◆ Given data ◆
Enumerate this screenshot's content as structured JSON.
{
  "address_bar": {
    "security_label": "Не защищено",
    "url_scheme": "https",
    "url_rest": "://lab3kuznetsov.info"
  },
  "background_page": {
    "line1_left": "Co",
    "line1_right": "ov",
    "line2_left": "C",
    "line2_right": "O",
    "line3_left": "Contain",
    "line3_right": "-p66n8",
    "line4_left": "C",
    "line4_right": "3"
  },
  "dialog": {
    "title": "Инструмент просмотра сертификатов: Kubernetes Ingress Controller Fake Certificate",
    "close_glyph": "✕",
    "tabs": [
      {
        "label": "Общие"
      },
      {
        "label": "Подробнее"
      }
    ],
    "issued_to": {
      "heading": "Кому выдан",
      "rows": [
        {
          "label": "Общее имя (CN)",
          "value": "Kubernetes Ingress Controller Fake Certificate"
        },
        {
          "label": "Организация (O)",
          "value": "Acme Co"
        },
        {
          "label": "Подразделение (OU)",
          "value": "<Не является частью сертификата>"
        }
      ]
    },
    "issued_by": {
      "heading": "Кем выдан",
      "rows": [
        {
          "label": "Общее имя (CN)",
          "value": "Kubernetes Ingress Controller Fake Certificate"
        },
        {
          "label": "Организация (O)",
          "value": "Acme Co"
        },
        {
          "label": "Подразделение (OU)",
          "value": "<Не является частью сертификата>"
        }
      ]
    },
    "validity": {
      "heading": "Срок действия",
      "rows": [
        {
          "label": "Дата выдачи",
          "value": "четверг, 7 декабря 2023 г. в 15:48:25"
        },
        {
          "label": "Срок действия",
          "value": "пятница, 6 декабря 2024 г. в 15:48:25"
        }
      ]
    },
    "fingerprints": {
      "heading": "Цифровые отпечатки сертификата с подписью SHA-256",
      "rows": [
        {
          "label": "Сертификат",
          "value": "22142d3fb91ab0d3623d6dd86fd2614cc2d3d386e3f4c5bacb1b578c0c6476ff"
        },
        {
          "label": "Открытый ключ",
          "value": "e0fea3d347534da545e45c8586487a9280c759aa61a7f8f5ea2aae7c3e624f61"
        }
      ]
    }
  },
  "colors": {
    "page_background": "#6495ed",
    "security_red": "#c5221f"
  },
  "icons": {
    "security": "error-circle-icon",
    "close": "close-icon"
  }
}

◆ Goal ◆
Quote every line of the data, word for word.

◆ Solution to this task ◆
Enumerate this screenshot's content as structured JSON.
{
  "address_bar": {
    "security_label": "Не защищено",
    "url_scheme": "https",
    "url_rest": "://lab3kuznetsov.info"
  },
  "background_page": {
    "line1_left": "Co",
    "line1_right": "ov",
    "line2_left": "C",
    "line2_right": "O",
    "line3_left": "Contain",
    "line3_right": "-p66n8",
    "line4_left": "C",
    "line4_right": "3"
  },
  "dialog": {
    "title": "Инструмент просмотра сертификатов: Kubernetes Ingress Controller Fake Certificate",
    "close_glyph": "✕",
    "tabs": [
      {
        "label": "Общие"
      },
      {
        "label": "Подробнее"
      }
    ],
    "issued_to": {
      "heading": "Кому выдан",
      "rows": [
        {
          "label": "Общее имя (CN)",
          "value": "Kubernetes Ingress Controller Fake Certificate"
        },
        {
          "label": "Организация (O)",
          "value": "Acme Co"
        },
        {
          "label": "Подразделение (OU)",
          "value": "<Не является частью сертификата>"
        }
      ]
    },
    "issued_by": {
      "heading": "Кем выдан",
      "rows": [
        {
          "label": "Общее имя (CN)",
          "value": "Kubernetes Ingress Controller Fake Certificate"
        },
        {
          "label": "Организация (O)",
          "value": "Acme Co"
        },
        {
          "label": "Подразделение (OU)",
          "value": "<Не является частью сертификата>"
        }
      ]
    },
    "validity": {
      "heading": "Срок действия",
      "rows": [
        {
          "label": "Дата выдачи",
          "value": "четверг, 7 декабря 2023 г. в 15:48:25"
        },
        {
          "label": "Срок действия",
          "value": "пятница, 6 декабря 2024 г. в 15:48:25"
        }
      ]
    },
    "fingerprints": {
      "heading": "Цифровые отпечатки сертификата с подписью SHA-256",
      "rows": [
        {
          "label": "Сертификат",
          "value": "22142d3fb91ab0d3623d6dd86fd2614cc2d3d386e3f4c5bacb1b578c0c6476ff"
        },
        {
          "label": "Открытый ключ",
          "value": "e0fea3d347534da545e45c8586487a9280c759aa61a7f8f5ea2aae7c3e624f61"
        }
      ]
    }
  },
  "colors": {
    "page_background": "#6495ed",
    "security_red": "#c5221f"
  },
  "icons": {
    "security": "error-circle-icon",
    "close": "close-icon"
  }
}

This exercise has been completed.